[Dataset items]
-- Start --

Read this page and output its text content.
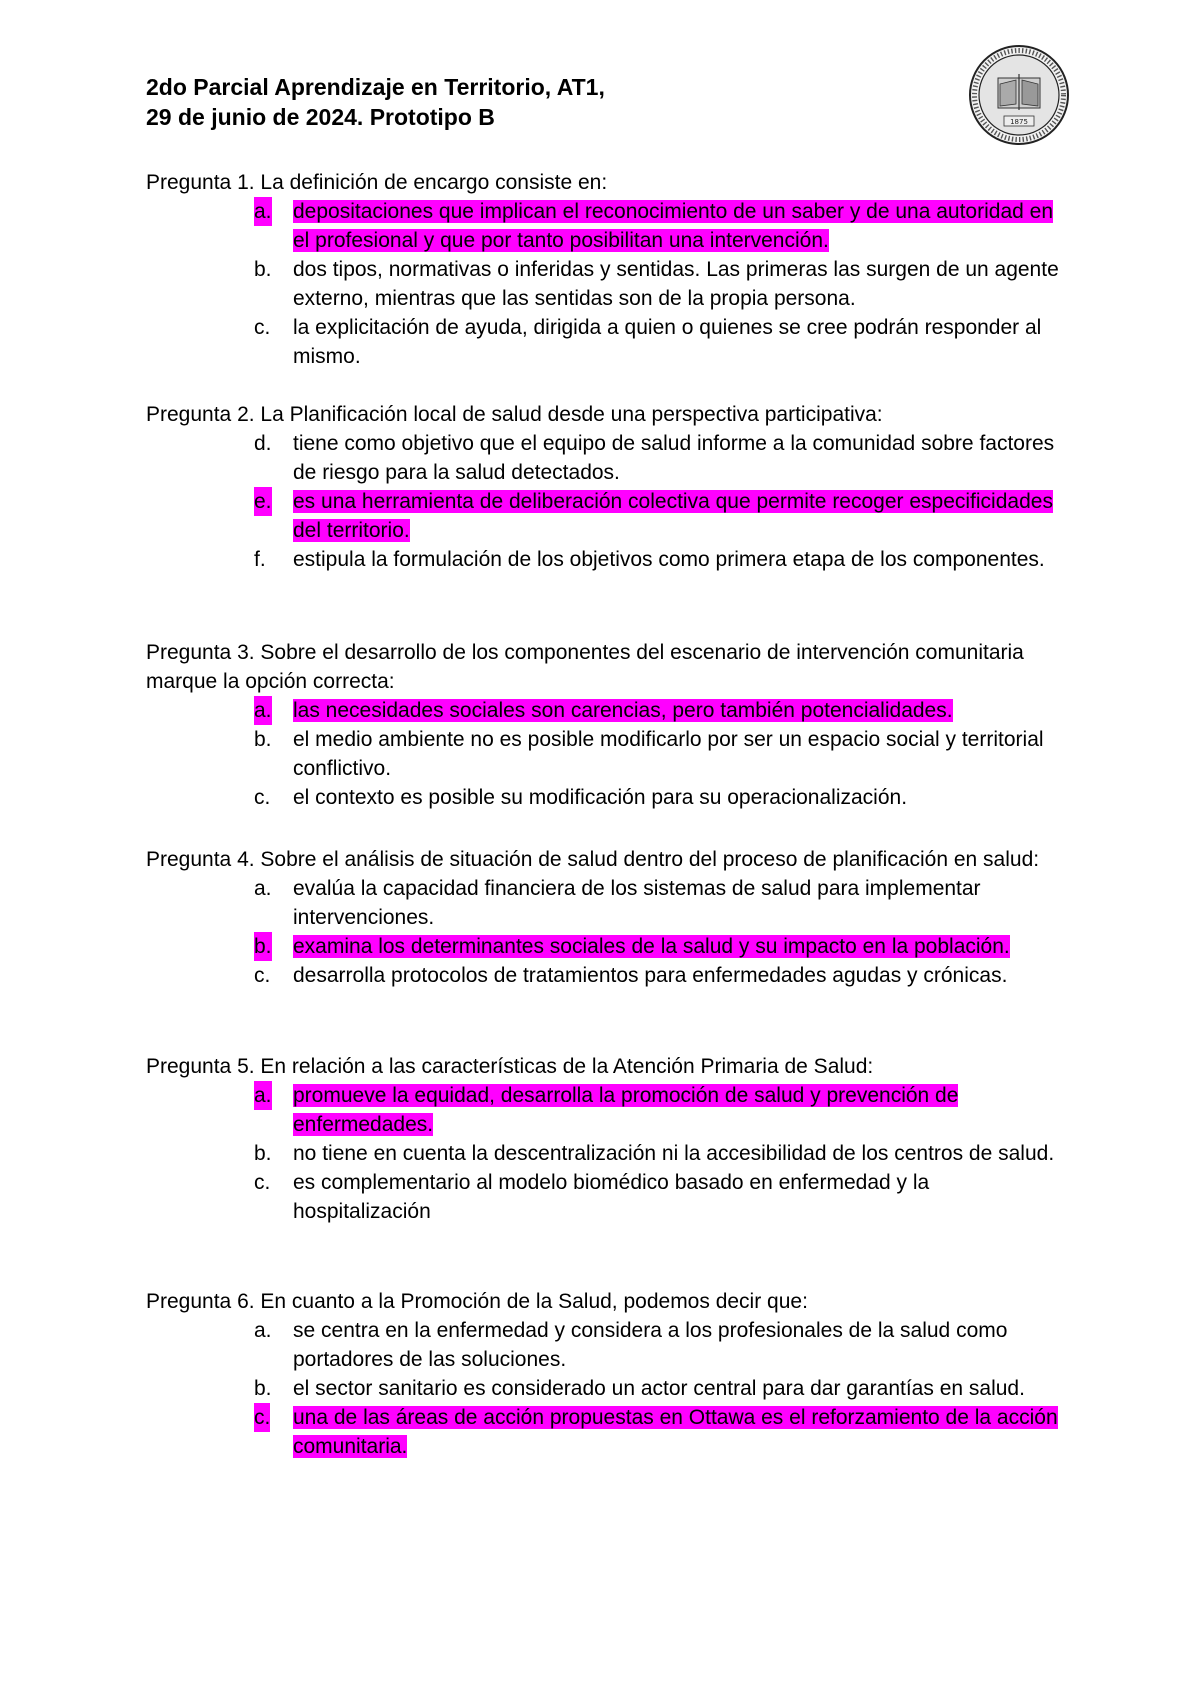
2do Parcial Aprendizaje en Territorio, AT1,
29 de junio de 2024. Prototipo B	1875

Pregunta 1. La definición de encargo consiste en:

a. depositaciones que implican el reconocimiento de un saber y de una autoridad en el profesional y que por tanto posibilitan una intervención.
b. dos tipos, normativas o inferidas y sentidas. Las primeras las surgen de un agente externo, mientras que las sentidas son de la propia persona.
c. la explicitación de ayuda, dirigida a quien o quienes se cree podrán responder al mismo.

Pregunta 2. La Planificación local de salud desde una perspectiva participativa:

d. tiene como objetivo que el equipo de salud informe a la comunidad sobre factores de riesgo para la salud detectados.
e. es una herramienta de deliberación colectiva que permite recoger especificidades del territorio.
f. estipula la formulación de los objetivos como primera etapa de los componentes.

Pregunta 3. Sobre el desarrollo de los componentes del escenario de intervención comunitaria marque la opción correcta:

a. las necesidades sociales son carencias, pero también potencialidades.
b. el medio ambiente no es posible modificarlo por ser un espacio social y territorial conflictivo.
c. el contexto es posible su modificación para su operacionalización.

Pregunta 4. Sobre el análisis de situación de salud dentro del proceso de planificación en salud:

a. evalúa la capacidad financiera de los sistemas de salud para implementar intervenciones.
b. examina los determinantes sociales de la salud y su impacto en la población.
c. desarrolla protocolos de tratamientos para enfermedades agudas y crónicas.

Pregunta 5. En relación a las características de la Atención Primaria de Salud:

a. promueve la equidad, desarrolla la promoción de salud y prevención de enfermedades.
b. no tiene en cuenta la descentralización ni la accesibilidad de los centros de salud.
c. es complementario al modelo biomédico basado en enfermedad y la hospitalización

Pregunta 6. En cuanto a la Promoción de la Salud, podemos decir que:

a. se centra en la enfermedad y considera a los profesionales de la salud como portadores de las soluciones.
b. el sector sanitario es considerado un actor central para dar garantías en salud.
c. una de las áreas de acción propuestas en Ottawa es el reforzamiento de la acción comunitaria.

-- End --

Copy each line of the records that contains the word "enfermedades".

> Completed exercise
c. desarrolla protocolos de tratamientos para enfermedades agudas y crónicas.
a. promueve la equidad, desarrolla la promoción de salud y prevención de enfermedades.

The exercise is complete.